Restate the material word for word and leave out anything that is a picture.

Collected data

<<<<

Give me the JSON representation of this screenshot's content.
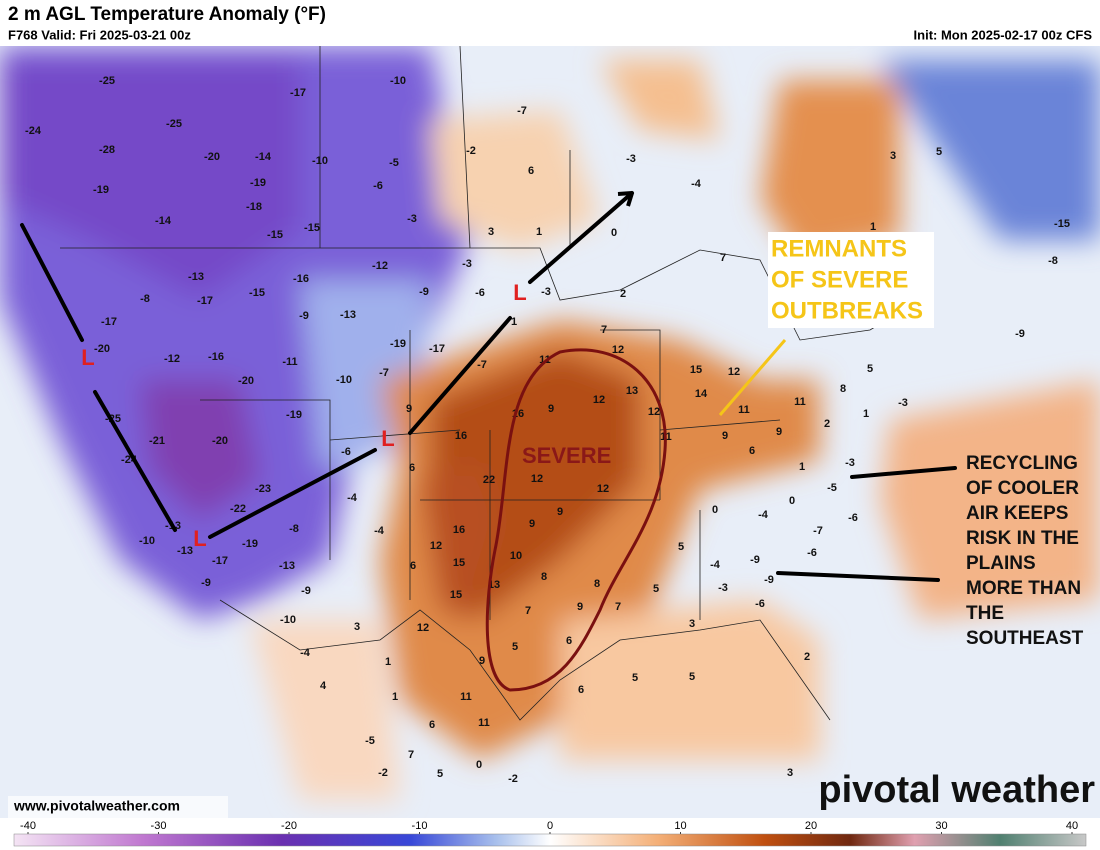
{
  "header": {
    "title": "2 m AGL Temperature Anomaly (°F)",
    "valid": "F768 Valid: Fri 2025-03-21 00z",
    "init": "Init: Mon 2025-02-17 00z CFS"
  },
  "map": {
    "values": [
      -25,
      -24,
      -28,
      -25,
      -20,
      -14,
      -19,
      -18,
      -19,
      -14,
      -15,
      -15,
      -17,
      -10,
      -10,
      -5,
      -6,
      -3,
      3,
      1,
      -7,
      -2,
      6,
      -3,
      -4,
      0,
      7,
      -13,
      -17,
      -15,
      -16,
      -12,
      -9,
      -3,
      -6,
      -3,
      2,
      -13,
      -9,
      -19,
      -17,
      -7,
      -12,
      -16,
      -11,
      -10,
      -7,
      -20,
      -20,
      -17,
      -8,
      -24,
      -21,
      -20,
      -19,
      9,
      16,
      16,
      11,
      9,
      12,
      13,
      12,
      11,
      12,
      7,
      15,
      12,
      14,
      11,
      11,
      9,
      9,
      6,
      2,
      1,
      -3,
      1,
      -3,
      -5,
      0,
      -4,
      -6,
      0,
      -7,
      -9,
      -6,
      -9,
      -6,
      6,
      -6,
      -4,
      -4,
      22,
      12,
      12,
      9,
      9,
      16,
      12,
      15,
      15,
      6,
      10,
      8,
      13,
      8,
      7,
      9,
      7,
      5,
      5,
      -4,
      -3,
      12,
      5,
      6,
      6,
      5,
      5,
      3,
      2,
      9,
      11,
      11,
      6,
      1,
      1,
      3,
      -10,
      -13,
      -8,
      -9,
      -23,
      -22,
      -19,
      -17,
      -13,
      -10,
      -9,
      -4,
      4,
      -5,
      -2,
      7,
      5,
      0,
      -2,
      5,
      3,
      -15,
      -8,
      -9,
      5,
      8,
      1,
      3,
      1,
      -25,
      -13
    ],
    "lows": [
      "L",
      "L",
      "L",
      "L"
    ]
  },
  "annotations": {
    "severe": "SEVERE",
    "remnants": [
      "REMNANTS",
      "OF SEVERE",
      "OUTBREAKS"
    ],
    "recycling": [
      "RECYCLING",
      "OF COOLER",
      "AIR KEEPS",
      "RISK IN THE",
      "PLAINS",
      "MORE THAN",
      "THE",
      "SOUTHEAST"
    ]
  },
  "footer": {
    "website": "www.pivotalweather.com",
    "brand": "pivotal weather"
  },
  "colorbar": {
    "ticks": [
      -40,
      -30,
      -20,
      -10,
      0,
      10,
      20,
      30,
      40
    ]
  }
}
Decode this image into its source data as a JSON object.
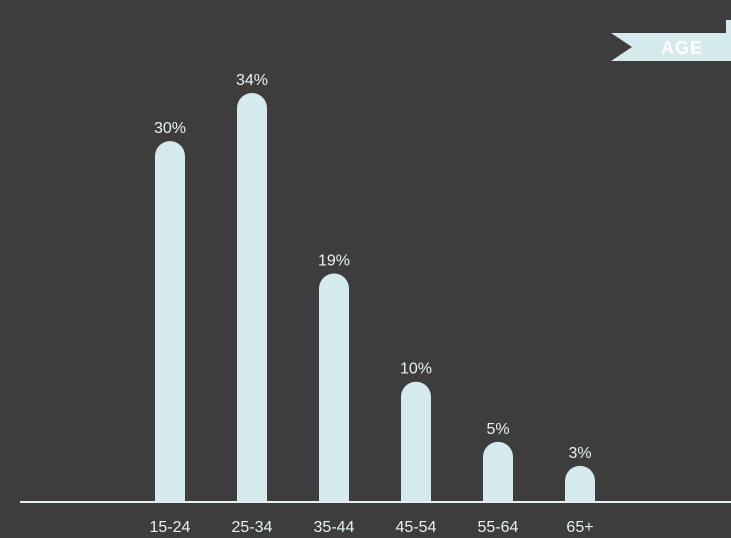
{
  "banner": {
    "label": "AGE"
  },
  "colors": {
    "background": "#3d3d3d",
    "bar": "#d5eaec",
    "axis": "#e6f0f1",
    "text": "#e8f2f3",
    "banner": "#d5eaec"
  },
  "chart_data": {
    "type": "bar",
    "categories": [
      "15-24",
      "25-34",
      "35-44",
      "45-54",
      "55-64",
      "65+"
    ],
    "values": [
      30,
      34,
      19,
      10,
      5,
      3
    ],
    "value_labels": [
      "30%",
      "34%",
      "19%",
      "10%",
      "5%",
      "3%"
    ],
    "title": "AGE",
    "xlabel": "",
    "ylabel": "",
    "ylim": [
      0,
      34
    ],
    "grid": false,
    "bar_style": "rounded-top"
  }
}
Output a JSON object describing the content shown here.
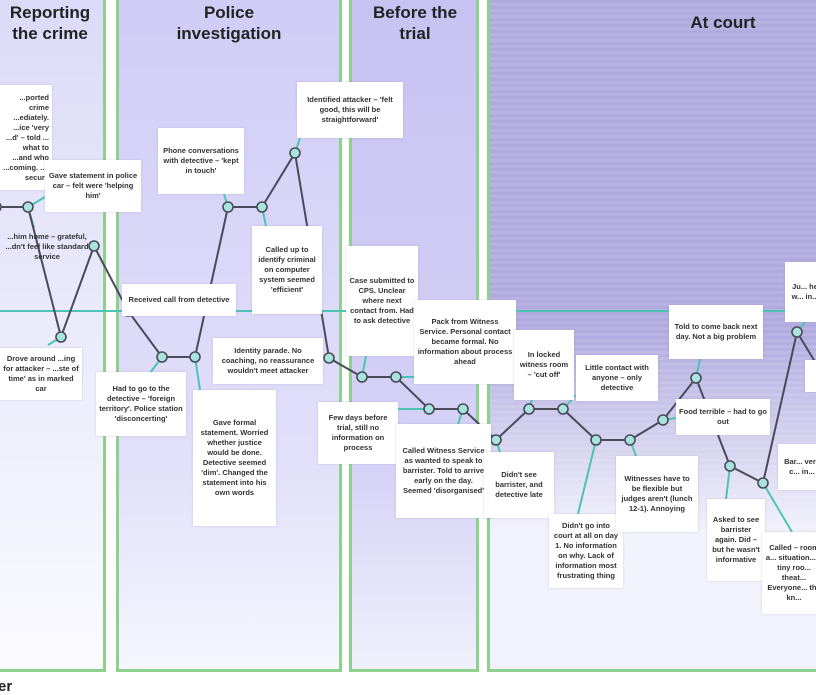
{
  "phases": [
    "Reporting\nthe crime",
    "Police\ninvestigation",
    "Before the\ntrial",
    "At court"
  ],
  "notes": [
    "...ported crime ...ediately. ...ice 'very ...d' – told ... what to ...and who ...coming. ...t secure",
    "Gave statement in police car – felt were 'helping him'",
    "...him home – grateful, ...dn't feel like standard service",
    "Drove around ...ing for attacker – ...ste of time' as in marked car",
    "Received call from detective",
    "Phone conversations with detective – 'kept in touch'",
    "Identified attacker – 'felt good, this will be straightforward'",
    "Called up to identify criminal on computer system seemed 'efficient'",
    "Identity parade. No coaching, no reassurance wouldn't meet attacker",
    "Had to go to the detective – 'foreign territory'. Police station 'disconcerting'",
    "Gave formal statement. Worried whether justice would be done. Detective seemed 'dim'. Changed the statement into his own words",
    "Case submitted to CPS. Unclear where next contact from. Had to ask detective",
    "Few days before trial, still no information on process",
    "Pack from Witness Service. Personal contact became formal. No information about process ahead",
    "Called Witness Service as wanted to speak to barrister. Told to arrive early on the day. Seemed 'disorganised'",
    "Didn't see barrister, and detective late",
    "In locked witness room – 'cut off'",
    "Little contact with anyone – only detective",
    "Didn't go into court at all on day 1. No information on why. Lack of information most frustrating thing",
    "Witnesses have to be flexible but judges aren't (lunch 12-1). Annoying",
    "Told to come back next day. Not a big problem",
    "Food terrible – had to go out",
    "Asked to see barrister again. Did – but he wasn't informative",
    "Ju... he w... in...",
    "",
    "Bar... very c... in...",
    "Called – room a... situation... a tiny roo... theat... Everyone... the kn..."
  ],
  "footer": "er",
  "colors": {
    "line": "#4a4a5a",
    "node": "#a8e4dc",
    "connector": "#4cc4b4",
    "divider": "#8fd08f"
  }
}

>>>>

### RESPONSE TO THE TASK:
Give me the JSON representation of this screenshot's content.
{
  "header": {
    "title": "2 m AGL Temperature Anomaly (°F)",
    "valid": "F768 Valid: Fri 2025-03-21 00z",
    "init": "Init: Mon 2025-02-17 00z CFS"
  },
  "map": {
    "values": [
      -25,
      -24,
      -28,
      -25,
      -20,
      -14,
      -19,
      -18,
      -19,
      -14,
      -15,
      -15,
      -17,
      -10,
      -10,
      -5,
      -6,
      -3,
      3,
      1,
      -7,
      -2,
      6,
      -3,
      -4,
      0,
      7,
      -13,
      -17,
      -15,
      -16,
      -12,
      -9,
      -3,
      -6,
      -3,
      2,
      -13,
      -9,
      -19,
      -17,
      -7,
      -12,
      -16,
      -11,
      -10,
      -7,
      -20,
      -20,
      -17,
      -8,
      -24,
      -21,
      -20,
      -19,
      9,
      16,
      16,
      11,
      9,
      12,
      13,
      12,
      11,
      12,
      7,
      15,
      12,
      14,
      11,
      11,
      9,
      9,
      6,
      2,
      1,
      -3,
      1,
      -3,
      -5,
      0,
      -4,
      -6,
      0,
      -7,
      -9,
      -6,
      -9,
      -6,
      6,
      -6,
      -4,
      -4,
      22,
      12,
      12,
      9,
      9,
      16,
      12,
      15,
      15,
      6,
      10,
      8,
      13,
      8,
      7,
      9,
      7,
      5,
      5,
      -4,
      -3,
      12,
      5,
      6,
      6,
      5,
      5,
      3,
      2,
      9,
      11,
      11,
      6,
      1,
      1,
      3,
      -10,
      -13,
      -8,
      -9,
      -23,
      -22,
      -19,
      -17,
      -13,
      -10,
      -9,
      -4,
      4,
      -5,
      -2,
      7,
      5,
      0,
      -2,
      5,
      3,
      -15,
      -8,
      -9,
      5,
      8,
      1,
      3,
      1,
      -25,
      -13
    ],
    "lows": [
      "L",
      "L",
      "L",
      "L"
    ]
  },
  "annotations": {
    "severe": "SEVERE",
    "remnants": [
      "REMNANTS",
      "OF SEVERE",
      "OUTBREAKS"
    ],
    "recycling": [
      "RECYCLING",
      "OF COOLER",
      "AIR KEEPS",
      "RISK IN THE",
      "PLAINS",
      "MORE THAN",
      "THE",
      "SOUTHEAST"
    ]
  },
  "footer": {
    "website": "www.pivotalweather.com",
    "brand": "pivotal weather"
  },
  "colorbar": {
    "ticks": [
      -40,
      -30,
      -20,
      -10,
      0,
      10,
      20,
      30,
      40
    ]
  }
}
Decode this image into its source data as a JSON object.
{
  "banner": {
    "label": "AGE"
  },
  "colors": {
    "background": "#3d3d3d",
    "bar": "#d5eaec",
    "axis": "#e6f0f1",
    "text": "#e8f2f3",
    "banner": "#d5eaec"
  },
  "chart_data": {
    "type": "bar",
    "categories": [
      "15-24",
      "25-34",
      "35-44",
      "45-54",
      "55-64",
      "65+"
    ],
    "values": [
      30,
      34,
      19,
      10,
      5,
      3
    ],
    "value_labels": [
      "30%",
      "34%",
      "19%",
      "10%",
      "5%",
      "3%"
    ],
    "title": "AGE",
    "xlabel": "",
    "ylabel": "",
    "ylim": [
      0,
      34
    ],
    "grid": false,
    "bar_style": "rounded-top"
  }
}
Output a JSON object describing the content shown here.
{
  "phases": [
    "Reporting\nthe crime",
    "Police\ninvestigation",
    "Before the\ntrial",
    "At court"
  ],
  "notes": [
    "...ported crime ...ediately. ...ice 'very ...d' – told ... what to ...and who ...coming. ...t secure",
    "Gave statement in police car – felt were 'helping him'",
    "...him home – grateful, ...dn't feel like standard service",
    "Drove around ...ing for attacker – ...ste of time' as in marked car",
    "Received call from detective",
    "Phone conversations with detective – 'kept in touch'",
    "Identified attacker – 'felt good, this will be straightforward'",
    "Called up to identify criminal on computer system seemed 'efficient'",
    "Identity parade. No coaching, no reassurance wouldn't meet attacker",
    "Had to go to the detective – 'foreign territory'. Police station 'disconcerting'",
    "Gave formal statement. Worried whether justice would be done. Detective seemed 'dim'. Changed the statement into his own words",
    "Case submitted to CPS. Unclear where next contact from. Had to ask detective",
    "Few days before trial, still no information on process",
    "Pack from Witness Service. Personal contact became formal. No information about process ahead",
    "Called Witness Service as wanted to speak to barrister. Told to arrive early on the day. Seemed 'disorganised'",
    "Didn't see barrister, and detective late",
    "In locked witness room – 'cut off'",
    "Little contact with anyone – only detective",
    "Didn't go into court at all on day 1. No information on why. Lack of information most frustrating thing",
    "Witnesses have to be flexible but judges aren't (lunch 12-1). Annoying",
    "Told to come back next day. Not a big problem",
    "Food terrible – had to go out",
    "Asked to see barrister again. Did – but he wasn't informative",
    "Ju... he w... in...",
    "",
    "Bar... very c... in...",
    "Called – room a... situation... a tiny roo... theat... Everyone... the kn..."
  ],
  "footer": "er",
  "colors": {
    "line": "#4a4a5a",
    "node": "#a8e4dc",
    "connector": "#4cc4b4",
    "divider": "#8fd08f"
  }
}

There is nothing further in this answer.